• **Request**
Copy every line in which the string "MAINTENANCE" occurs.

-- start of Supplied material --

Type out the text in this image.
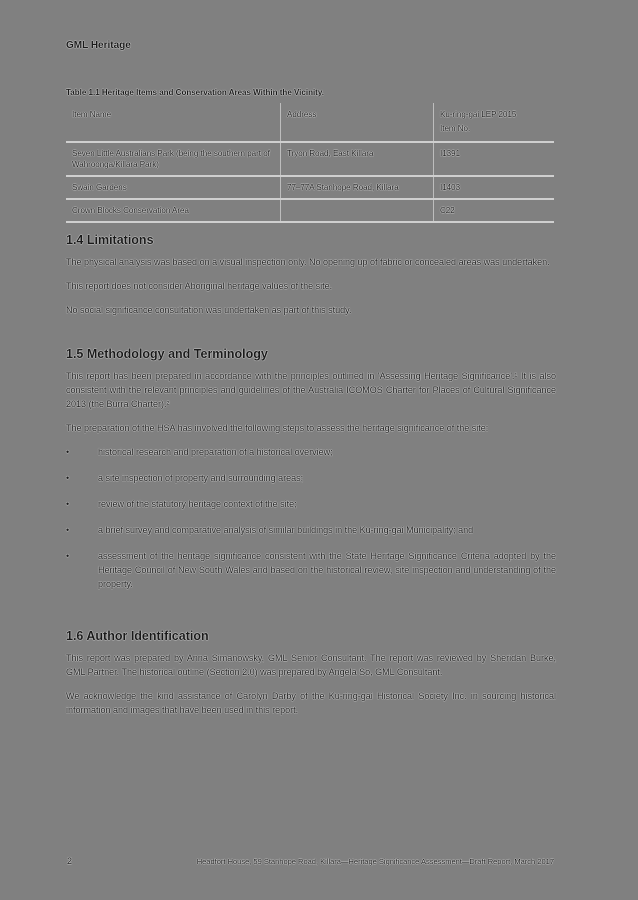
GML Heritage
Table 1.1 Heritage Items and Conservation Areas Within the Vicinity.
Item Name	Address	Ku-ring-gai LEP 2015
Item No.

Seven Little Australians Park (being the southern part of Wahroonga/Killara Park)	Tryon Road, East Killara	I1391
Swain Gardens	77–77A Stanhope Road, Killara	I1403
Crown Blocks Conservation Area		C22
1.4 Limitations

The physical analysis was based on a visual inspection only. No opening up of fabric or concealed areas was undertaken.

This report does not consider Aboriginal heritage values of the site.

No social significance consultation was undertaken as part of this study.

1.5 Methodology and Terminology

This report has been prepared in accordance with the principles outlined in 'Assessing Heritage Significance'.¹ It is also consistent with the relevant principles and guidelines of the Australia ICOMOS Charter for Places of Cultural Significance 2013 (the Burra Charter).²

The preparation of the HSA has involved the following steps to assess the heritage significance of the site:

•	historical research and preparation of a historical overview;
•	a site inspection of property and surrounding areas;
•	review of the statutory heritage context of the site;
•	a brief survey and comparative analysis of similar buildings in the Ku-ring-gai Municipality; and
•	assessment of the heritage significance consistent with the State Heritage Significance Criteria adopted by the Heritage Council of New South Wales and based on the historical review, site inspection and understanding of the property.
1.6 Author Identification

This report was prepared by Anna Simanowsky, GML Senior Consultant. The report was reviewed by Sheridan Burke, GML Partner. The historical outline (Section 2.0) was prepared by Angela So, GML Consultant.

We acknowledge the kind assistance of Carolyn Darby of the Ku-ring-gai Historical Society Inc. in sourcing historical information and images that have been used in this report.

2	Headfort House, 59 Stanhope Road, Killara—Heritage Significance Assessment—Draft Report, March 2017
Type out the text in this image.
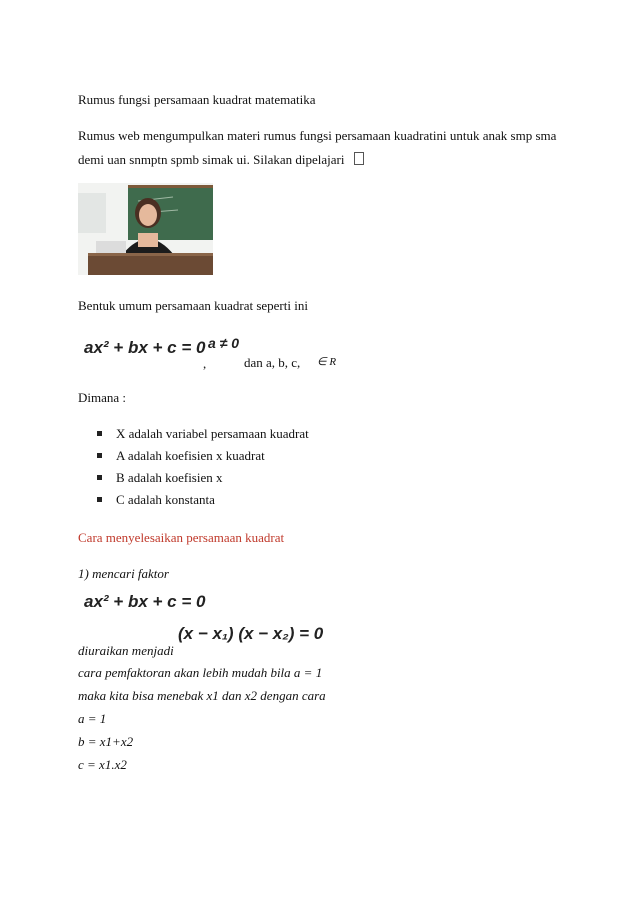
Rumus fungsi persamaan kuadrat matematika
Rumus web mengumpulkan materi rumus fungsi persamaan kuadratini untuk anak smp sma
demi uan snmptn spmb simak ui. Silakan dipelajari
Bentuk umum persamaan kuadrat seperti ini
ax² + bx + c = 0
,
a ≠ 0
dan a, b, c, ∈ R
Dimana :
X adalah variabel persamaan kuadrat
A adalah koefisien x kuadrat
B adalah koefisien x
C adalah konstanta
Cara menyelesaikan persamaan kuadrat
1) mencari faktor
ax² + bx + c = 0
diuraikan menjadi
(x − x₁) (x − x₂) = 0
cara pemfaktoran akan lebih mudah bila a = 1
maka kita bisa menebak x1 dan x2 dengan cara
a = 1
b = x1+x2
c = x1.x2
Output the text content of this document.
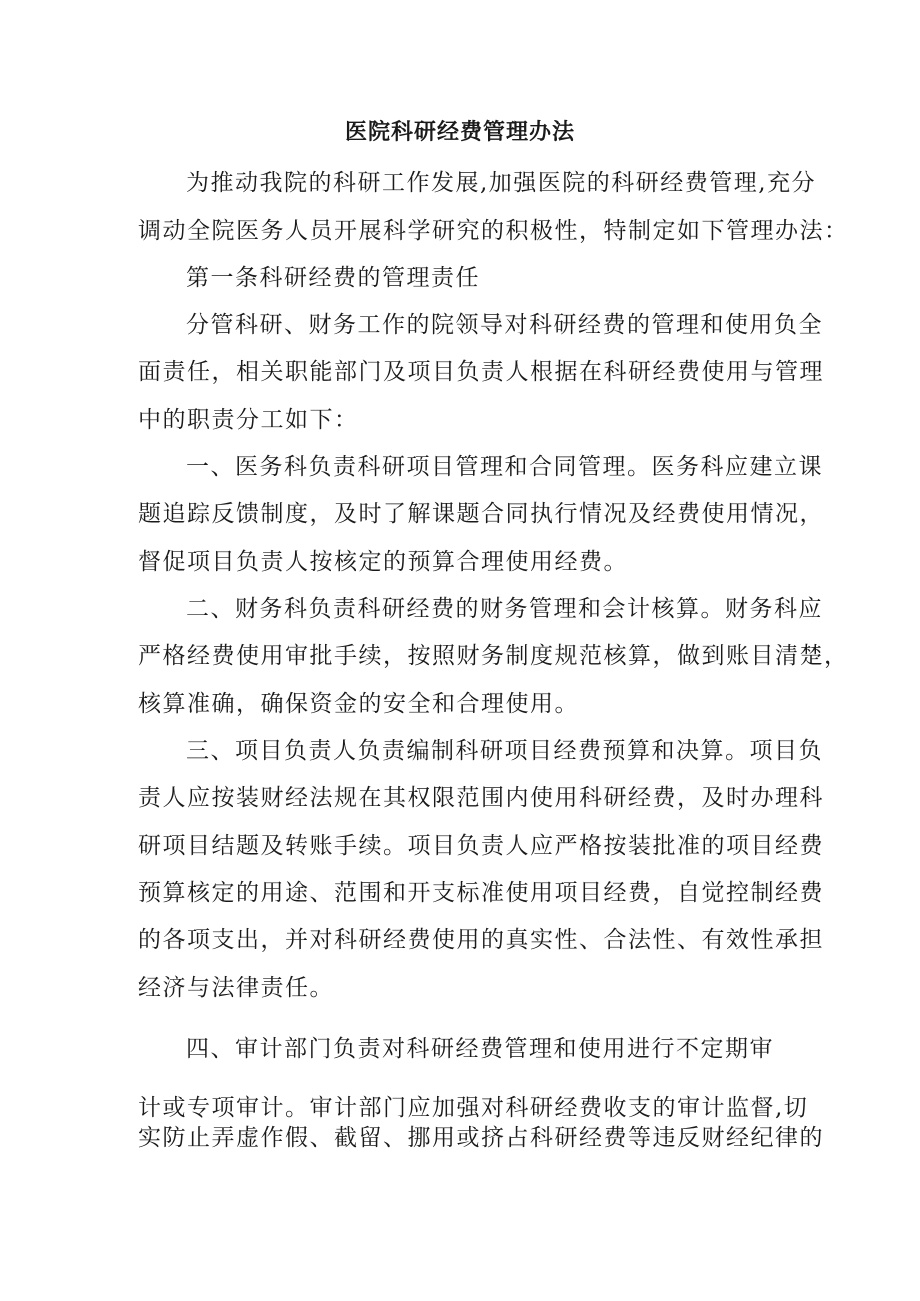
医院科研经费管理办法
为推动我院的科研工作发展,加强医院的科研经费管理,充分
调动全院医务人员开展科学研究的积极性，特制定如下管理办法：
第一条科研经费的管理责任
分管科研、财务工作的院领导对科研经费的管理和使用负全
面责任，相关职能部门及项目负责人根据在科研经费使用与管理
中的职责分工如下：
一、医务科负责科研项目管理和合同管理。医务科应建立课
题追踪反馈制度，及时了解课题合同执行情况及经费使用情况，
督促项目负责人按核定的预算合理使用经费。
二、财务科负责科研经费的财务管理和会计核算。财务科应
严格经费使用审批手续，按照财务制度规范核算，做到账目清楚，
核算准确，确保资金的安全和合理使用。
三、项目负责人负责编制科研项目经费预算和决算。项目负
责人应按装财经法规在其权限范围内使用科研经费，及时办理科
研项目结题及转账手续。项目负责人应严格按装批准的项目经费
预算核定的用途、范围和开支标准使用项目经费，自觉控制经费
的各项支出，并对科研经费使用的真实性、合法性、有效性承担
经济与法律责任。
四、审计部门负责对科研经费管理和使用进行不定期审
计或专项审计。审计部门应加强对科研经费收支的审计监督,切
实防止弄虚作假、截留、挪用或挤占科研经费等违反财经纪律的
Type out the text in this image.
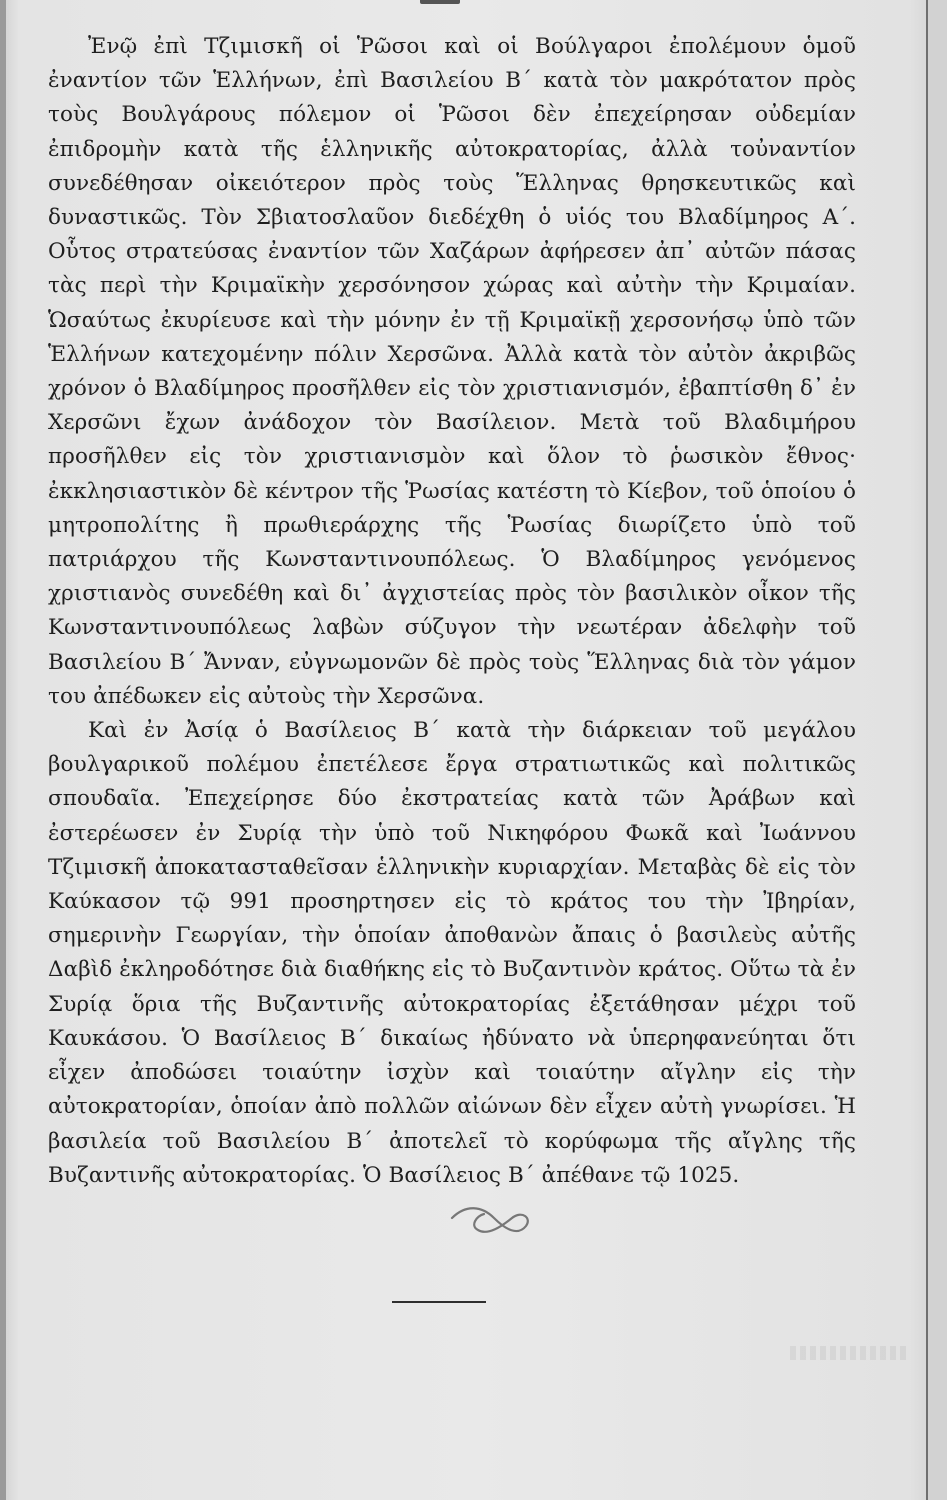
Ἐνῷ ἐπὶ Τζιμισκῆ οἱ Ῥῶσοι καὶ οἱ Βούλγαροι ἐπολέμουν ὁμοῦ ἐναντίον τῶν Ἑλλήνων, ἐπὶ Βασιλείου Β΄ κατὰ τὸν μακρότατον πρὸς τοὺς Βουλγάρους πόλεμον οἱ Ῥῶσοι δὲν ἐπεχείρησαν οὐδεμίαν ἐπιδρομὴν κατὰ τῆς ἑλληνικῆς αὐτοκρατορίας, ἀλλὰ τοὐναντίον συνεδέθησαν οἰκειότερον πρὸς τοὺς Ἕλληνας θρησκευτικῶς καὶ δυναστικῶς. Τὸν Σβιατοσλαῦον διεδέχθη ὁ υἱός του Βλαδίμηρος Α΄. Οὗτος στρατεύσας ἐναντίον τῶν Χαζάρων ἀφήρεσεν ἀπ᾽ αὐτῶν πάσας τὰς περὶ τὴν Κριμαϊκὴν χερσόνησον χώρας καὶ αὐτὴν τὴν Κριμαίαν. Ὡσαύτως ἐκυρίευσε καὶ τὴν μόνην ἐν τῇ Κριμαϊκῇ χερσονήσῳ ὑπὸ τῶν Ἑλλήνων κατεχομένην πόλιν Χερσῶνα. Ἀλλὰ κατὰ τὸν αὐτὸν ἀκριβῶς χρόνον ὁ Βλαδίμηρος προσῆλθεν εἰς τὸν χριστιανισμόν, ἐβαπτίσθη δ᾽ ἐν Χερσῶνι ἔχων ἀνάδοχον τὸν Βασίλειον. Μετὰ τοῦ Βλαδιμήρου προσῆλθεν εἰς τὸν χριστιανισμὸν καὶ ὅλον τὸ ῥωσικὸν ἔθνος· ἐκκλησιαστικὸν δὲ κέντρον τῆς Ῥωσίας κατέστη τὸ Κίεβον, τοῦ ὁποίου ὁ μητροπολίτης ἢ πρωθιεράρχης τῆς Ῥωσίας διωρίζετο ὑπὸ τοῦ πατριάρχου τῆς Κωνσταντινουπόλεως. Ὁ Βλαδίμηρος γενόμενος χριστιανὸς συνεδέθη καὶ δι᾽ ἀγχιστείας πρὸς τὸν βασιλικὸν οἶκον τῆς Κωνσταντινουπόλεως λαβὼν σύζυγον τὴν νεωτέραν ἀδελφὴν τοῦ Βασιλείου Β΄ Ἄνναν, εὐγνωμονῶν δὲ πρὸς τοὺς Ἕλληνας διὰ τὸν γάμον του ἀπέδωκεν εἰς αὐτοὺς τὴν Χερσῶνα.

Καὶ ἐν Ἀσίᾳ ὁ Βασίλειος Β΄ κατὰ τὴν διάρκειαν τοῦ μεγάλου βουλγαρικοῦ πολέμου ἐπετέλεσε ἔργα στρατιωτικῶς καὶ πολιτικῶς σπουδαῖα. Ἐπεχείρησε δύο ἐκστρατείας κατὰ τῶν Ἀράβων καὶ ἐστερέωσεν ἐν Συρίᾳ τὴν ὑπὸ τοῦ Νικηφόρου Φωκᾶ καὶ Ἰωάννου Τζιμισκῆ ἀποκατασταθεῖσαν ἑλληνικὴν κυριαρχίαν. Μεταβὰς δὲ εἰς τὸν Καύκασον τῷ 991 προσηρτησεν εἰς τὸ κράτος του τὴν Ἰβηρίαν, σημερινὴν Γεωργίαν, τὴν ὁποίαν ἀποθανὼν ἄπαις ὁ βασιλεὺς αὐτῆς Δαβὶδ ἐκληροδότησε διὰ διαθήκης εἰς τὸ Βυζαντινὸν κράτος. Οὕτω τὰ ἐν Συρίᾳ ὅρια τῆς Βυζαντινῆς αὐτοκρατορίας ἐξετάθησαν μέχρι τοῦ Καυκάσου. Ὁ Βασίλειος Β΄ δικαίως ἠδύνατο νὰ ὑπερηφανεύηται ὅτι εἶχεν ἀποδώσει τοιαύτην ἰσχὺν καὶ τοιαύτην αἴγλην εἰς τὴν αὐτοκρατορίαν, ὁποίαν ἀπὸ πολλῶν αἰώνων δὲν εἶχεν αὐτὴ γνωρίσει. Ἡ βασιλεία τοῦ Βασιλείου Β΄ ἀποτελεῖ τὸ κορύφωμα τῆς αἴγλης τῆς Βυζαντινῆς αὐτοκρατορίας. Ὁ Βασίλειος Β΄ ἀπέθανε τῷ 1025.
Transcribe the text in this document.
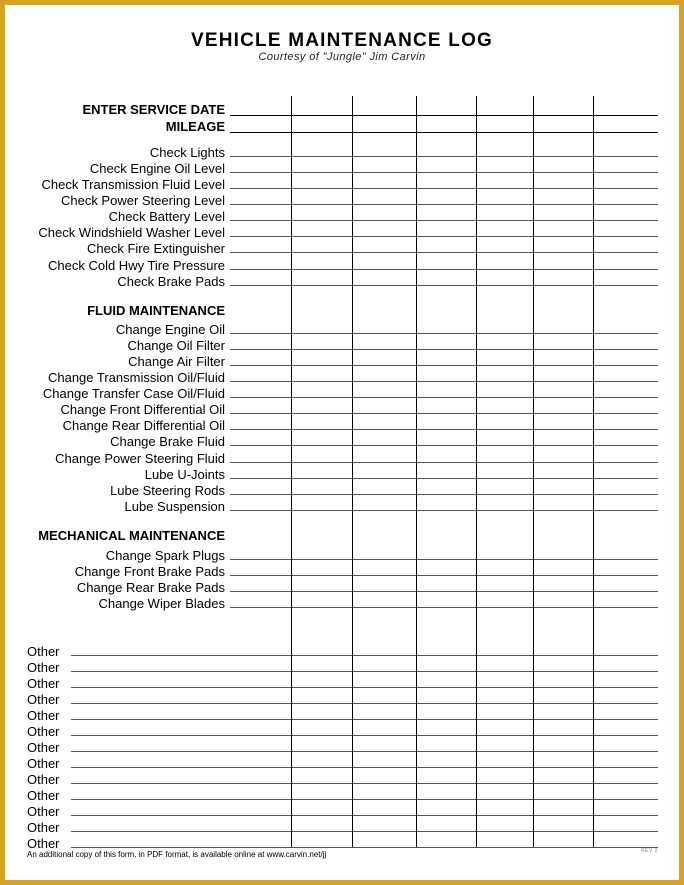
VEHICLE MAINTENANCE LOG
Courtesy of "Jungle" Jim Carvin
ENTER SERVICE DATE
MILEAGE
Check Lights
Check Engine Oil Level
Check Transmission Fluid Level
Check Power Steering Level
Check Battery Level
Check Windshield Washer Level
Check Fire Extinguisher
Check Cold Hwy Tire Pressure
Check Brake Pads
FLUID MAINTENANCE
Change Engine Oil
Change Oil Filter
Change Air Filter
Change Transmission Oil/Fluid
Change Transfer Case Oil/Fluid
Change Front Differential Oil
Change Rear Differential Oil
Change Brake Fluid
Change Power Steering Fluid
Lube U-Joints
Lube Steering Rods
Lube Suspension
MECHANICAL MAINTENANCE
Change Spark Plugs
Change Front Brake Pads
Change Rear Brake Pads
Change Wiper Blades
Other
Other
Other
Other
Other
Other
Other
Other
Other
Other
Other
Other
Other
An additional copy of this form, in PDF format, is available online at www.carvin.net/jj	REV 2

-- end of Supplied material --

• **Final result**
VEHICLE MAINTENANCE LOG
FLUID MAINTENANCE
MECHANICAL MAINTENANCE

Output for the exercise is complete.